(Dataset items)
════════════════════

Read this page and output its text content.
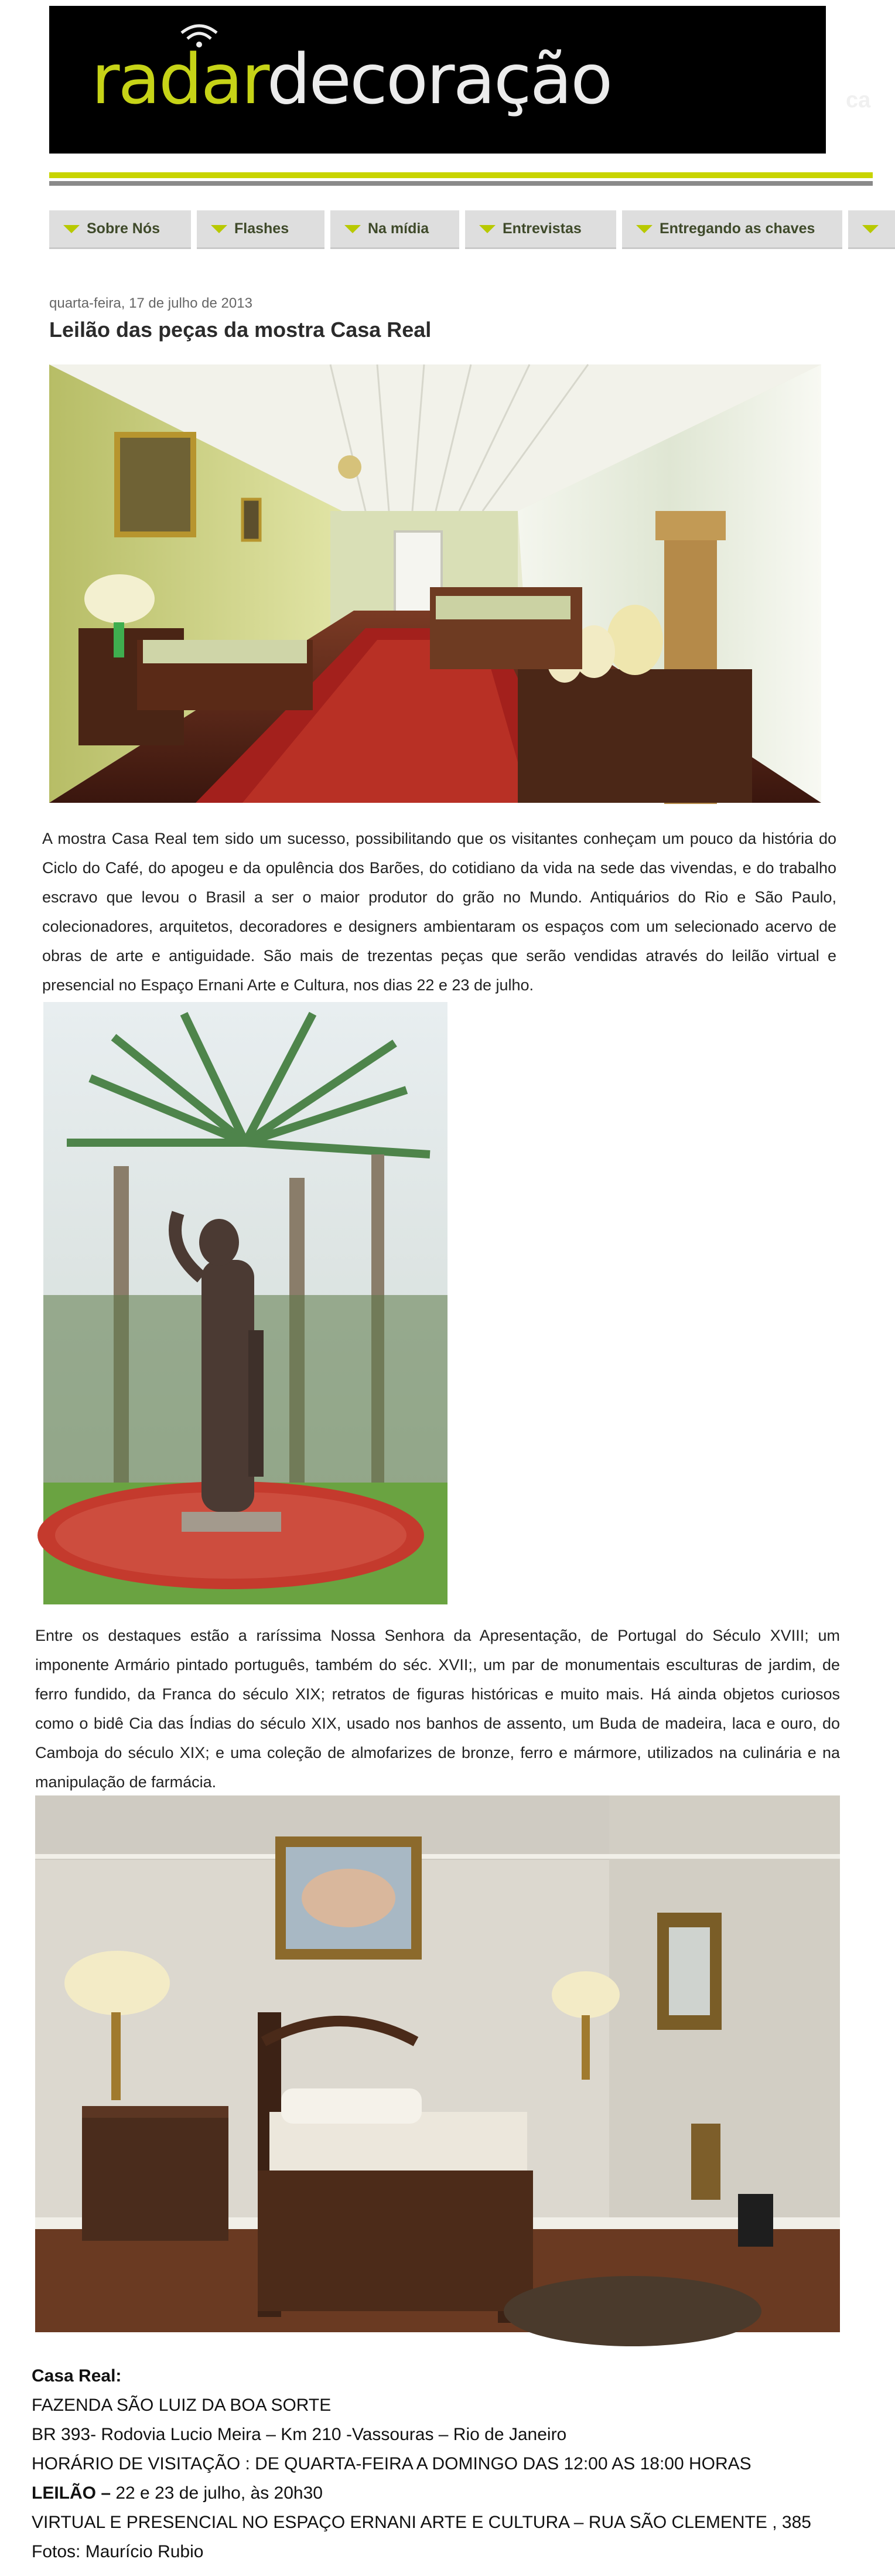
radardecoração	ca
Sobre Nós	Flashes	Na mídia	Entrevistas	Entregando as chaves
quarta-feira, 17 de julho de 2013
Leilão das peças da mostra Casa Real
A mostra Casa Real tem sido um sucesso, possibilitando que os visitantes conheçam um pouco da história do Ciclo do Café, do apogeu e da opulência dos Barões, do cotidiano da vida na sede das vivendas, e do trabalho escravo que levou o Brasil a ser o maior produtor do grão no Mundo. Antiquários do Rio e São Paulo, colecionadores, arquitetos, decoradores e designers ambientaram os espaços com um selecionado acervo de obras de arte e antiguidade. São mais de trezentas peças que serão vendidas através do leilão virtual e presencial no Espaço Ernani Arte e Cultura, nos dias 22 e 23 de julho.
Entre os destaques estão a raríssima Nossa Senhora da Apresentação, de Portugal do Século XVIII; um imponente Armário pintado português, também do séc. XVII;, um par de monumentais esculturas de jardim, de ferro fundido, da Franca do século XIX; retratos de figuras históricas e muito mais. Há ainda objetos curiosos como o bidê Cia das Índias do século XIX, usado nos banhos de assento, um Buda de madeira, laca e ouro, do Camboja do século XIX; e uma coleção de almofarizes de bronze, ferro e mármore, utilizados na culinária e na manipulação de farmácia.
Casa Real:
FAZENDA SÃO LUIZ DA BOA SORTE
BR 393- Rodovia Lucio Meira – Km 210 -Vassouras – Rio de Janeiro
HORÁRIO DE VISITAÇÃO : DE QUARTA-FEIRA A DOMINGO DAS 12:00 AS 18:00 HORAS
LEILÃO – 22 e 23 de julho, às 20h30
VIRTUAL E PRESENCIAL NO ESPAÇO ERNANI ARTE E CULTURA – RUA SÃO CLEMENTE , 385
Fotos: Maurício Rubio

════════════════════

* EXERCISE DETAILS *
With the pictures left out, transcribe the material exactly.

* TASK OUTPUT *
Read this page and output its text content.
radardecoração	ca
Sobre Nós	Flashes	Na mídia	Entrevistas	Entregando as chaves
quarta-feira, 17 de julho de 2013
Leilão das peças da mostra Casa Real
A mostra Casa Real tem sido um sucesso, possibilitando que os visitantes conheçam um pouco da história do Ciclo do Café, do apogeu e da opulência dos Barões, do cotidiano da vida na sede das vivendas, e do trabalho escravo que levou o Brasil a ser o maior produtor do grão no Mundo. Antiquários do Rio e São Paulo, colecionadores, arquitetos, decoradores e designers ambientaram os espaços com um selecionado acervo de obras de arte e antiguidade. São mais de trezentas peças que serão vendidas através do leilão virtual e presencial no Espaço Ernani Arte e Cultura, nos dias 22 e 23 de julho.
Entre os destaques estão a raríssima Nossa Senhora da Apresentação, de Portugal do Século XVIII; um imponente Armário pintado português, também do séc. XVII;, um par de monumentais esculturas de jardim, de ferro fundido, da Franca do século XIX; retratos de figuras históricas e muito mais. Há ainda objetos curiosos como o bidê Cia das Índias do século XIX, usado nos banhos de assento, um Buda de madeira, laca e ouro, do Camboja do século XIX; e uma coleção de almofarizes de bronze, ferro e mármore, utilizados na culinária e na manipulação de farmácia.
Casa Real:
FAZENDA SÃO LUIZ DA BOA SORTE
BR 393- Rodovia Lucio Meira – Km 210 -Vassouras – Rio de Janeiro
HORÁRIO DE VISITAÇÃO : DE QUARTA-FEIRA A DOMINGO DAS 12:00 AS 18:00 HORAS
LEILÃO – 22 e 23 de julho, às 20h30
VIRTUAL E PRESENCIAL NO ESPAÇO ERNANI ARTE E CULTURA – RUA SÃO CLEMENTE , 385
Fotos: Maurício Rubio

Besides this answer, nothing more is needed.